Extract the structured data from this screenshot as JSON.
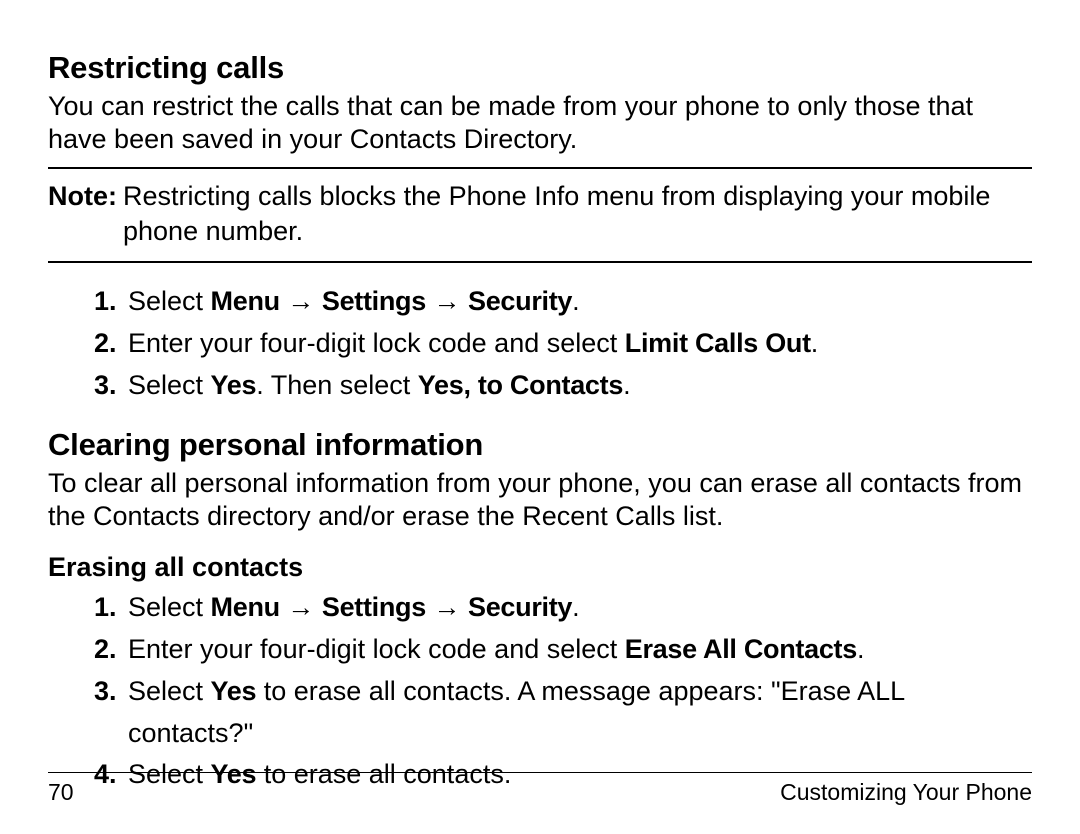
{
  "section1": {
    "heading": "Restricting calls",
    "intro": "You can restrict the calls that can be made from your phone to only those that have been saved in your Contacts Directory.",
    "note_label": "Note:",
    "note_text": "Restricting calls blocks the Phone Info menu from displaying your mobile phone number.",
    "steps": [
      {
        "pre": "Select ",
        "bold1": "Menu",
        "arr1": " → ",
        "bold2": "Settings",
        "arr2": " → ",
        "bold3": "Security",
        "post": "."
      },
      {
        "pre": "Enter your four-digit lock code and select ",
        "bold1": "Limit Calls Out",
        "post": "."
      },
      {
        "pre": "Select ",
        "bold1": "Yes",
        "mid": ". Then select ",
        "bold2": "Yes, to Contacts",
        "post": "."
      }
    ]
  },
  "section2": {
    "heading": "Clearing personal information",
    "intro": "To clear all personal information from your phone, you can erase all contacts from the Contacts directory and/or erase the Recent Calls list.",
    "subheading": "Erasing all contacts",
    "steps": [
      {
        "pre": "Select ",
        "bold1": "Menu",
        "arr1": " → ",
        "bold2": "Settings",
        "arr2": " → ",
        "bold3": "Security",
        "post": "."
      },
      {
        "pre": "Enter your four-digit lock code and select ",
        "bold1": "Erase All Contacts",
        "post": "."
      },
      {
        "pre": "Select ",
        "bold1": "Yes",
        "mid": " to erase all contacts. A message appears: \"Erase ALL contacts?\"",
        "post": ""
      },
      {
        "pre": "Select ",
        "bold1": "Yes",
        "mid": " to erase all contacts.",
        "post": ""
      }
    ]
  },
  "footer": {
    "page_number": "70",
    "chapter": "Customizing Your Phone"
  }
}
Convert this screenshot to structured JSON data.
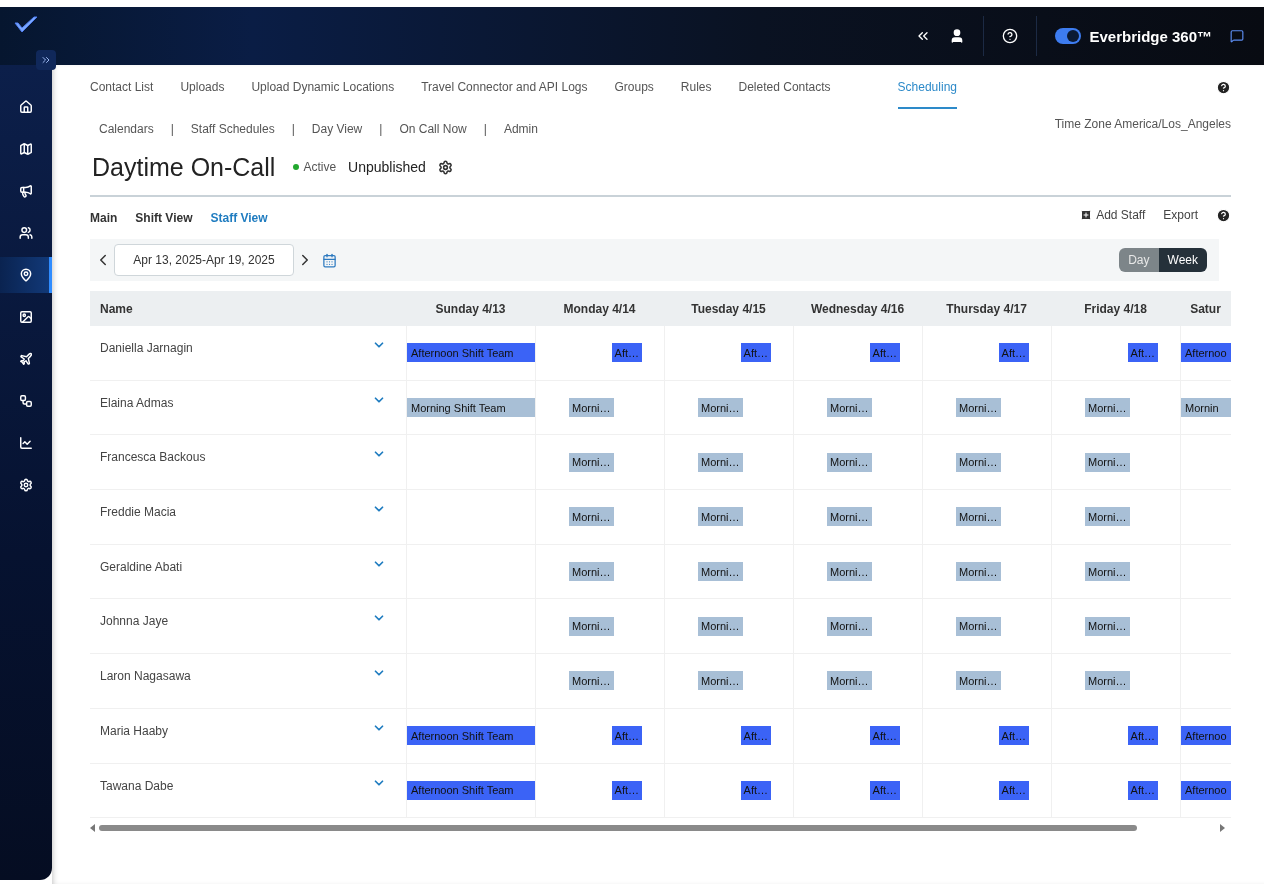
{
  "topbar": {
    "toggle": {
      "on": true
    },
    "product": "Everbridge 360™"
  },
  "sidebar": {
    "items": [
      {
        "selected": false
      },
      {
        "selected": false
      },
      {
        "selected": false
      },
      {
        "selected": false
      },
      {
        "selected": true
      },
      {
        "selected": false
      },
      {
        "selected": false
      },
      {
        "selected": false
      },
      {
        "selected": false
      },
      {
        "selected": false
      }
    ]
  },
  "tabs": [
    {
      "label": "Contact List",
      "selected": false
    },
    {
      "label": "Uploads",
      "selected": false
    },
    {
      "label": "Upload Dynamic Locations",
      "selected": false
    },
    {
      "label": "Travel Connector and API Logs",
      "selected": false
    },
    {
      "label": "Groups",
      "selected": false
    },
    {
      "label": "Rules",
      "selected": false
    },
    {
      "label": "Deleted Contacts",
      "selected": false
    },
    {
      "label": "Scheduling",
      "selected": true
    }
  ],
  "subnav": {
    "separator": "|",
    "items": [
      "Calendars",
      "Staff Schedules",
      "Day View",
      "On Call Now",
      "Admin"
    ]
  },
  "time_zone": "Time Zone America/Los_Angeles",
  "title": "Daytime On-Call",
  "status": {
    "label": "Active",
    "color": "#22a82e"
  },
  "publish_state": "Unpublished",
  "view_tabs": [
    {
      "label": "Main",
      "selected": false
    },
    {
      "label": "Shift View",
      "selected": false
    },
    {
      "label": "Staff View",
      "selected": true
    }
  ],
  "actions": {
    "add": "Add Staff",
    "export": "Export"
  },
  "date_range": "Apr 13, 2025-Apr 19, 2025",
  "range_modes": [
    {
      "label": "Day",
      "selected": false
    },
    {
      "label": "Week",
      "selected": true
    }
  ],
  "table": {
    "name_header": "Name",
    "days": [
      "Sunday 4/13",
      "Monday 4/14",
      "Tuesday 4/15",
      "Wednesday 4/16",
      "Thursday 4/17",
      "Friday 4/18",
      "Satur"
    ],
    "rows": [
      {
        "name": "Daniella Jarnagin",
        "cells": [
          {
            "kind": "full",
            "color": "#3b63f6",
            "label": "Afternoon Shift Team"
          },
          {
            "kind": "late",
            "color": "#3b63f6",
            "label": "Aft…"
          },
          {
            "kind": "late",
            "color": "#3b63f6",
            "label": "Aft…"
          },
          {
            "kind": "late",
            "color": "#3b63f6",
            "label": "Aft…"
          },
          {
            "kind": "late",
            "color": "#3b63f6",
            "label": "Aft…"
          },
          {
            "kind": "late",
            "color": "#3b63f6",
            "label": "Aft…"
          },
          {
            "kind": "full",
            "color": "#3b63f6",
            "label": "Afternoo"
          }
        ]
      },
      {
        "name": "Elaina Admas",
        "cells": [
          {
            "kind": "full",
            "color": "#a8bfd6",
            "label": "Morning Shift Team"
          },
          {
            "kind": "early",
            "color": "#a8bfd6",
            "label": "Morni…"
          },
          {
            "kind": "early",
            "color": "#a8bfd6",
            "label": "Morni…"
          },
          {
            "kind": "early",
            "color": "#a8bfd6",
            "label": "Morni…"
          },
          {
            "kind": "early",
            "color": "#a8bfd6",
            "label": "Morni…"
          },
          {
            "kind": "early",
            "color": "#a8bfd6",
            "label": "Morni…"
          },
          {
            "kind": "full",
            "color": "#a8bfd6",
            "label": "Mornin"
          }
        ]
      },
      {
        "name": "Francesca Backous",
        "cells": [
          {
            "kind": "empty"
          },
          {
            "kind": "early",
            "color": "#a8bfd6",
            "label": "Morni…"
          },
          {
            "kind": "early",
            "color": "#a8bfd6",
            "label": "Morni…"
          },
          {
            "kind": "early",
            "color": "#a8bfd6",
            "label": "Morni…"
          },
          {
            "kind": "early",
            "color": "#a8bfd6",
            "label": "Morni…"
          },
          {
            "kind": "early",
            "color": "#a8bfd6",
            "label": "Morni…"
          },
          {
            "kind": "empty"
          }
        ]
      },
      {
        "name": "Freddie Macia",
        "cells": [
          {
            "kind": "empty"
          },
          {
            "kind": "early",
            "color": "#a8bfd6",
            "label": "Morni…"
          },
          {
            "kind": "early",
            "color": "#a8bfd6",
            "label": "Morni…"
          },
          {
            "kind": "early",
            "color": "#a8bfd6",
            "label": "Morni…"
          },
          {
            "kind": "early",
            "color": "#a8bfd6",
            "label": "Morni…"
          },
          {
            "kind": "early",
            "color": "#a8bfd6",
            "label": "Morni…"
          },
          {
            "kind": "empty"
          }
        ]
      },
      {
        "name": "Geraldine Abati",
        "cells": [
          {
            "kind": "empty"
          },
          {
            "kind": "early",
            "color": "#a8bfd6",
            "label": "Morni…"
          },
          {
            "kind": "early",
            "color": "#a8bfd6",
            "label": "Morni…"
          },
          {
            "kind": "early",
            "color": "#a8bfd6",
            "label": "Morni…"
          },
          {
            "kind": "early",
            "color": "#a8bfd6",
            "label": "Morni…"
          },
          {
            "kind": "early",
            "color": "#a8bfd6",
            "label": "Morni…"
          },
          {
            "kind": "empty"
          }
        ]
      },
      {
        "name": "Johnna Jaye",
        "cells": [
          {
            "kind": "empty"
          },
          {
            "kind": "early",
            "color": "#a8bfd6",
            "label": "Morni…"
          },
          {
            "kind": "early",
            "color": "#a8bfd6",
            "label": "Morni…"
          },
          {
            "kind": "early",
            "color": "#a8bfd6",
            "label": "Morni…"
          },
          {
            "kind": "early",
            "color": "#a8bfd6",
            "label": "Morni…"
          },
          {
            "kind": "early",
            "color": "#a8bfd6",
            "label": "Morni…"
          },
          {
            "kind": "empty"
          }
        ]
      },
      {
        "name": "Laron Nagasawa",
        "cells": [
          {
            "kind": "empty"
          },
          {
            "kind": "early",
            "color": "#a8bfd6",
            "label": "Morni…"
          },
          {
            "kind": "early",
            "color": "#a8bfd6",
            "label": "Morni…"
          },
          {
            "kind": "early",
            "color": "#a8bfd6",
            "label": "Morni…"
          },
          {
            "kind": "early",
            "color": "#a8bfd6",
            "label": "Morni…"
          },
          {
            "kind": "early",
            "color": "#a8bfd6",
            "label": "Morni…"
          },
          {
            "kind": "empty"
          }
        ]
      },
      {
        "name": "Maria Haaby",
        "cells": [
          {
            "kind": "full",
            "color": "#3b63f6",
            "label": "Afternoon Shift Team"
          },
          {
            "kind": "late",
            "color": "#3b63f6",
            "label": "Aft…"
          },
          {
            "kind": "late",
            "color": "#3b63f6",
            "label": "Aft…"
          },
          {
            "kind": "late",
            "color": "#3b63f6",
            "label": "Aft…"
          },
          {
            "kind": "late",
            "color": "#3b63f6",
            "label": "Aft…"
          },
          {
            "kind": "late",
            "color": "#3b63f6",
            "label": "Aft…"
          },
          {
            "kind": "full",
            "color": "#3b63f6",
            "label": "Afternoo"
          }
        ]
      },
      {
        "name": "Tawana Dabe",
        "cells": [
          {
            "kind": "full",
            "color": "#3b63f6",
            "label": "Afternoon Shift Team"
          },
          {
            "kind": "late",
            "color": "#3b63f6",
            "label": "Aft…"
          },
          {
            "kind": "late",
            "color": "#3b63f6",
            "label": "Aft…"
          },
          {
            "kind": "late",
            "color": "#3b63f6",
            "label": "Aft…"
          },
          {
            "kind": "late",
            "color": "#3b63f6",
            "label": "Aft…"
          },
          {
            "kind": "late",
            "color": "#3b63f6",
            "label": "Aft…"
          },
          {
            "kind": "full",
            "color": "#3b63f6",
            "label": "Afternoo"
          }
        ]
      }
    ]
  }
}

Request: Tally the lines of the listing that include "structured". Reply with nothing but the count.

Result below: 2